═══ Data entries ═══
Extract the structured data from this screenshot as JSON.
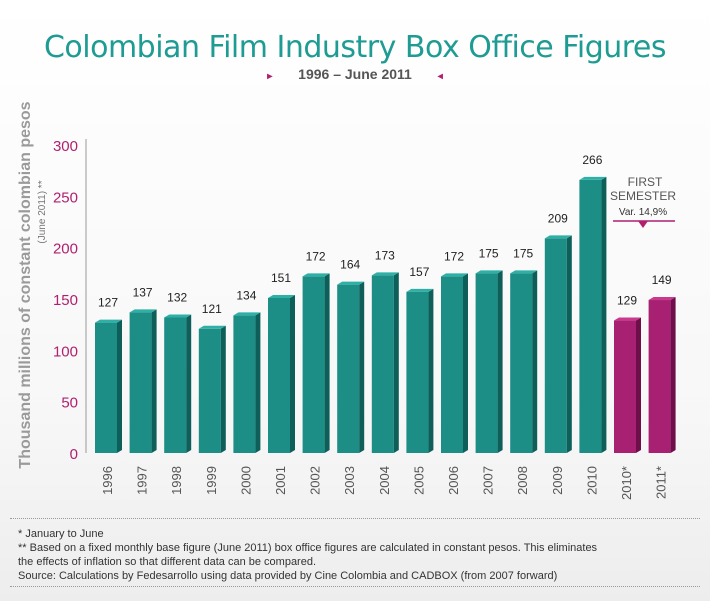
{
  "header": {
    "title": "Colombian Film Industry Box Office Figures",
    "subtitle": "1996 – June 2011",
    "left_marker": "▸",
    "right_marker": "◂"
  },
  "colors": {
    "teal": "#1c8e86",
    "teal_dark": "#0e5f59",
    "teal_top": "#2fb0a6",
    "magenta": "#a82072",
    "magenta_dark": "#6f0f4a",
    "magenta_top": "#c93a8f",
    "axis_magenta": "#b0206f",
    "title": "#1e9c93"
  },
  "chart_data": {
    "type": "bar",
    "title": "Colombian Film Industry Box Office Figures",
    "subtitle": "1996 – June 2011",
    "ylabel": "Thousand millions of constant colombian pesos",
    "ylabel_sub": "(June 2011) **",
    "ylim": [
      0,
      300
    ],
    "yticks": [
      "0",
      "50",
      "100",
      "150",
      "200",
      "250",
      "300"
    ],
    "categories": [
      "1996",
      "1997",
      "1998",
      "1999",
      "2000",
      "2001",
      "2002",
      "2003",
      "2004",
      "2005",
      "2006",
      "2007",
      "2008",
      "2009",
      "2010",
      "2010*",
      "2011*"
    ],
    "values": [
      127,
      137,
      132,
      121,
      134,
      151,
      172,
      164,
      173,
      157,
      172,
      175,
      175,
      209,
      266,
      129,
      149
    ],
    "highlight_from_index": 15,
    "grid": false,
    "annotation": {
      "line1": "FIRST",
      "line2": "SEMESTER",
      "line3": "Var. 14,9%"
    }
  },
  "footnotes": [
    "* January to June",
    "** Based on a fixed monthly base figure (June 2011) box office figures are calculated in constant pesos. This eliminates",
    "the effects of inflation so that different data can be compared.",
    "Source: Calculations by Fedesarrollo using data provided by Cine Colombia and CADBOX (from 2007 forward)"
  ]
}
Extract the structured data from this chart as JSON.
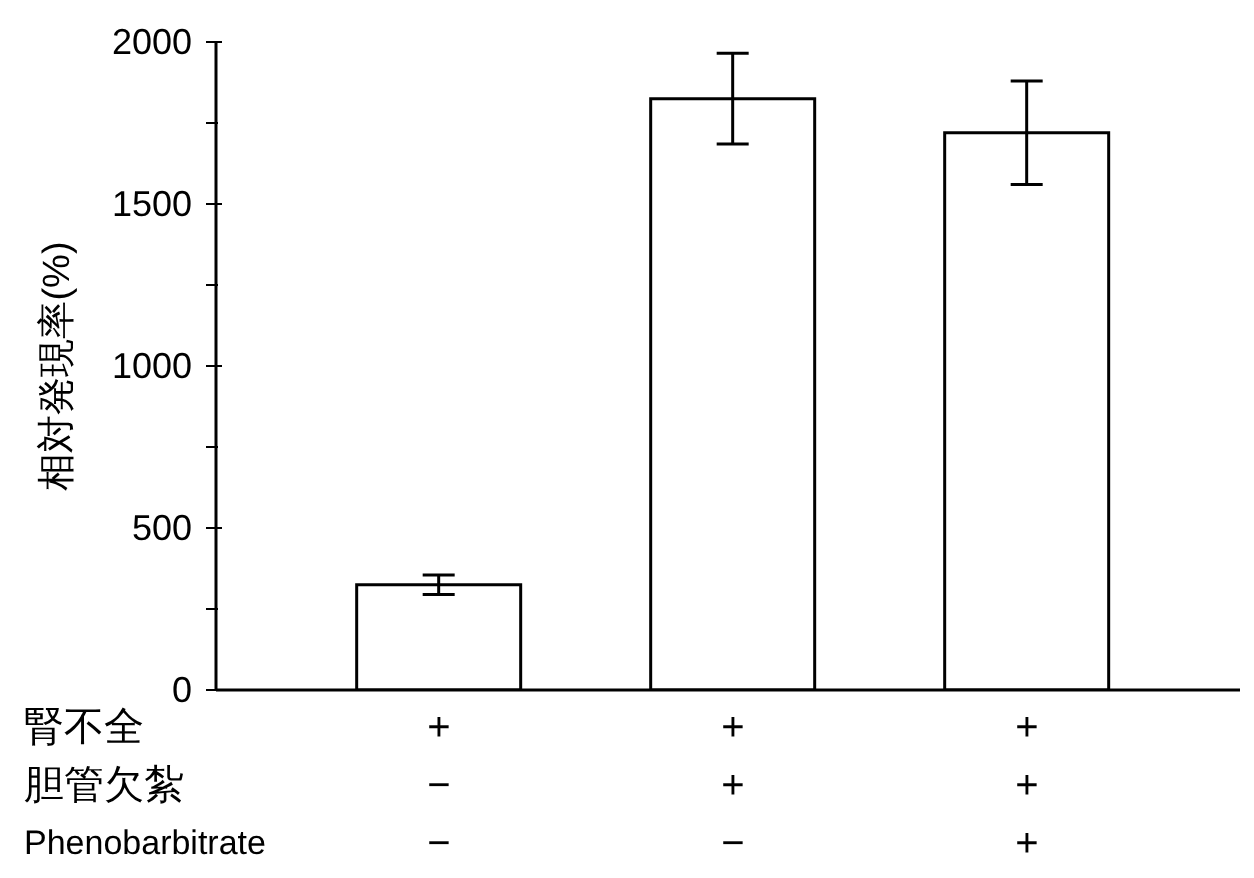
{
  "chart_data": {
    "type": "bar",
    "ylabel": "相対発現率(%)",
    "categories": [
      "+\n−\n−",
      "+\n+\n−",
      "+\n+\n+"
    ],
    "values": [
      325,
      1825,
      1720
    ],
    "errors": [
      30,
      140,
      160
    ],
    "color": "#ffffff",
    "ylim": [
      0,
      2000
    ],
    "yticks": [
      0,
      {
        "value": 250,
        "label": null
      },
      500,
      {
        "value": 750,
        "label": null
      },
      1000,
      {
        "value": 1250,
        "label": null
      },
      1500,
      {
        "value": 1750,
        "label": null
      },
      2000
    ],
    "annotations": [
      "腎不全",
      "胆管欠紮",
      "Phenobarbitrate"
    ],
    "grid": false,
    "legend": false
  }
}
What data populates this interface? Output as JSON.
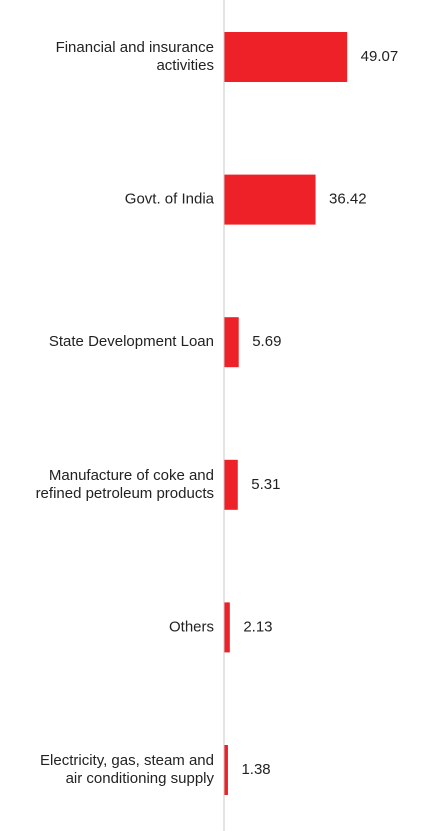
{
  "chart_data": {
    "type": "bar",
    "orientation": "horizontal",
    "categories": [
      [
        "Financial and insurance",
        "activities"
      ],
      [
        "Govt. of India"
      ],
      [
        "State Development Loan"
      ],
      [
        "Manufacture of coke and",
        "refined petroleum products"
      ],
      [
        "Others"
      ],
      [
        "Electricity, gas, steam and",
        "air conditioning supply"
      ]
    ],
    "values": [
      49.07,
      36.42,
      5.69,
      5.31,
      2.13,
      1.38
    ],
    "value_labels": [
      "49.07",
      "36.42",
      "5.69",
      "5.31",
      "2.13",
      "1.38"
    ],
    "title": "",
    "xlabel": "",
    "ylabel": "",
    "xlim": [
      0,
      52
    ],
    "grid": false,
    "legend": "none",
    "bar_color": "#ee2128",
    "axis_color": "#c8c8c8"
  }
}
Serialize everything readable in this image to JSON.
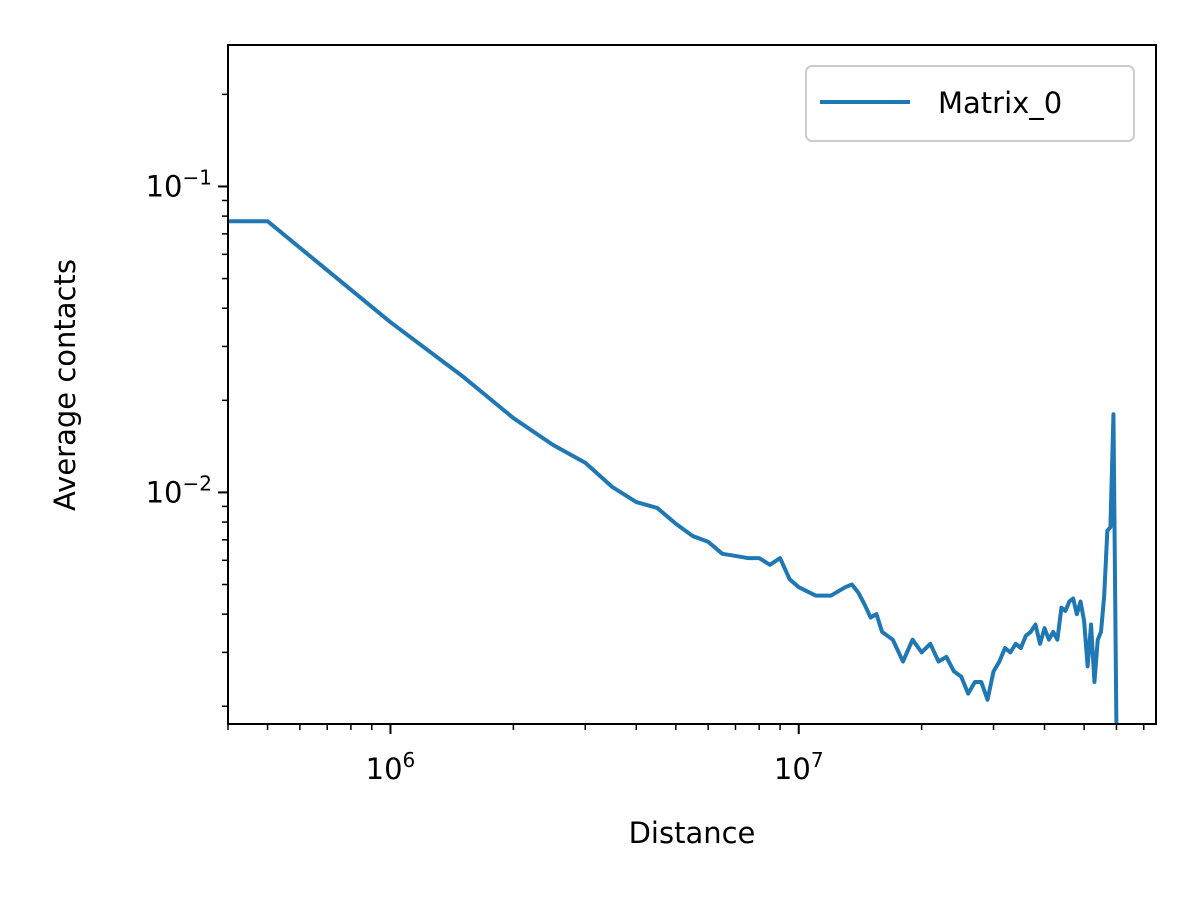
{
  "chart_data": {
    "type": "line",
    "xlabel": "Distance",
    "ylabel": "Average contacts",
    "xscale": "log",
    "yscale": "log",
    "xlim": [
      400000,
      75000000
    ],
    "ylim": [
      0.00175,
      0.29
    ],
    "x_ticks": [
      {
        "value": 1000000,
        "base": "10",
        "exp": "6"
      },
      {
        "value": 10000000,
        "base": "10",
        "exp": "7"
      }
    ],
    "y_ticks": [
      {
        "value": 0.1,
        "base": "10",
        "exp": "−1"
      },
      {
        "value": 0.01,
        "base": "10",
        "exp": "−2"
      }
    ],
    "grid": false,
    "legend_position": "top-right",
    "series": [
      {
        "name": "Matrix_0",
        "color": "#1f77b4",
        "x": [
          400000,
          500000,
          1000000,
          1500000,
          2000000,
          2500000,
          3000000,
          3500000,
          4000000,
          4500000,
          5000000,
          5500000,
          6000000,
          6500000,
          7000000,
          7500000,
          8000000,
          8500000,
          9000000,
          9500000,
          10000000,
          11000000,
          12000000,
          13000000,
          13500000,
          14000000,
          14500000,
          15000000,
          15500000,
          16000000,
          17000000,
          18000000,
          19000000,
          20000000,
          21000000,
          22000000,
          23000000,
          24000000,
          25000000,
          26000000,
          27000000,
          28000000,
          29000000,
          30000000,
          31000000,
          32000000,
          33000000,
          34000000,
          35000000,
          36000000,
          37000000,
          38000000,
          39000000,
          40000000,
          41000000,
          42000000,
          43000000,
          44000000,
          45000000,
          46000000,
          47000000,
          48000000,
          49000000,
          50000000,
          51000000,
          52000000,
          53000000,
          54000000,
          55000000,
          56000000,
          57000000,
          58000000,
          59000000,
          60000000
        ],
        "y": [
          0.077,
          0.077,
          0.036,
          0.024,
          0.0175,
          0.0143,
          0.0125,
          0.0104,
          0.0093,
          0.0089,
          0.0079,
          0.0072,
          0.0069,
          0.0063,
          0.0062,
          0.0061,
          0.0061,
          0.0058,
          0.0061,
          0.0052,
          0.0049,
          0.0046,
          0.0046,
          0.0049,
          0.005,
          0.0047,
          0.0043,
          0.0039,
          0.004,
          0.0035,
          0.0033,
          0.0028,
          0.0033,
          0.003,
          0.0032,
          0.0028,
          0.0029,
          0.0026,
          0.0025,
          0.0022,
          0.0024,
          0.0024,
          0.0021,
          0.0026,
          0.0028,
          0.0031,
          0.003,
          0.0032,
          0.0031,
          0.0034,
          0.0035,
          0.0037,
          0.0032,
          0.0036,
          0.0033,
          0.0035,
          0.0033,
          0.0042,
          0.0041,
          0.0044,
          0.0045,
          0.004,
          0.0044,
          0.0038,
          0.0027,
          0.0037,
          0.0024,
          0.0033,
          0.0035,
          0.0046,
          0.0075,
          0.0077,
          0.018,
          0.0017
        ]
      }
    ]
  }
}
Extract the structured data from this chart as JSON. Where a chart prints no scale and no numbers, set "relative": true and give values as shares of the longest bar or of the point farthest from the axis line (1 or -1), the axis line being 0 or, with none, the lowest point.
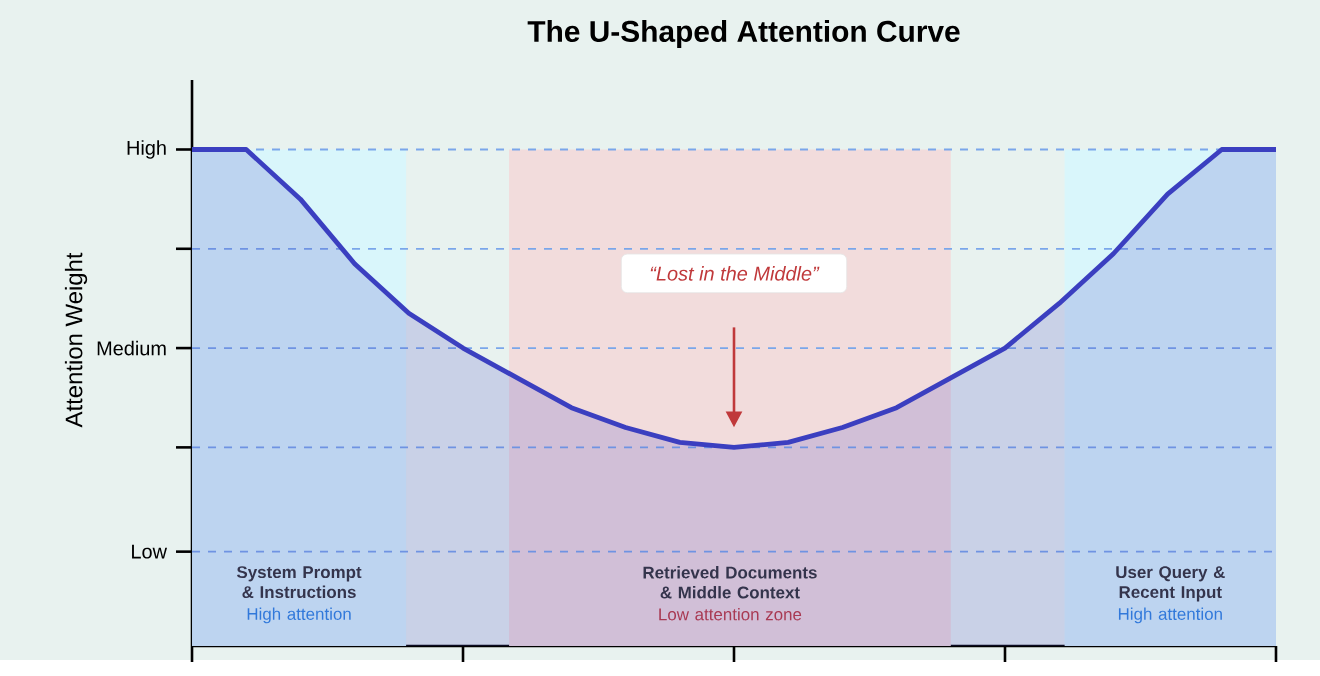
{
  "chart_data": {
    "type": "area",
    "title": "The U-Shaped Attention Curve",
    "ylabel": "Attention Weight",
    "relative": true,
    "categories": [
      null,
      null,
      null,
      null,
      null,
      null,
      null,
      null,
      null,
      null,
      null,
      null,
      null,
      null,
      null,
      null,
      null,
      null,
      null,
      null,
      null
    ],
    "series": [
      {
        "color": "#3b3fc0",
        "values": [
          1,
          1,
          0.9,
          0.77,
          0.67,
          0.6,
          0.54,
          0.48,
          0.44,
          0.41,
          0.4,
          0.41,
          0.44,
          0.48,
          0.54,
          0.6,
          0.69,
          0.79,
          0.91,
          1,
          1
        ]
      }
    ],
    "ref_lines": [
      {
        "axis": "y",
        "value": 1,
        "label": "High",
        "line_style": "dashed",
        "color": "#7aa6ea"
      },
      {
        "axis": "y",
        "value": 0.8,
        "line_style": "dashed",
        "color": "#7aa6ea"
      },
      {
        "axis": "y",
        "value": 0.6,
        "label": "Medium",
        "line_style": "dashed",
        "color": "#7aa6ea"
      },
      {
        "axis": "y",
        "value": 0.4,
        "line_style": "dashed",
        "color": "#7aa6ea"
      },
      {
        "axis": "y",
        "value": 0.19,
        "label": "Low",
        "line_style": "dashed",
        "color": "#7aa6ea"
      }
    ],
    "annotations": [
      "System Prompt & Instructions",
      "High attention",
      "Retrieved Documents & Middle Context",
      "Low attention zone",
      "User Query & Recent Input",
      "High attention",
      "“Lost in the Middle”"
    ]
  }
}
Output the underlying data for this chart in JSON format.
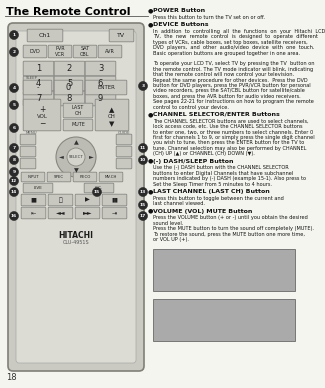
═══
- **Work to complete**:
Copy every line from the records above that contains the word "June".

- **Task result**:
    "subtitle": "1996 – June 2011",
    "subtitle": "1996 – June 2011",
    "ylabel_sub": "(June 2011) **",
    "* January to June",
    "** Based on a fixed monthly base figure (June 2011) box office figures are calculated in constant pesos. This eliminates",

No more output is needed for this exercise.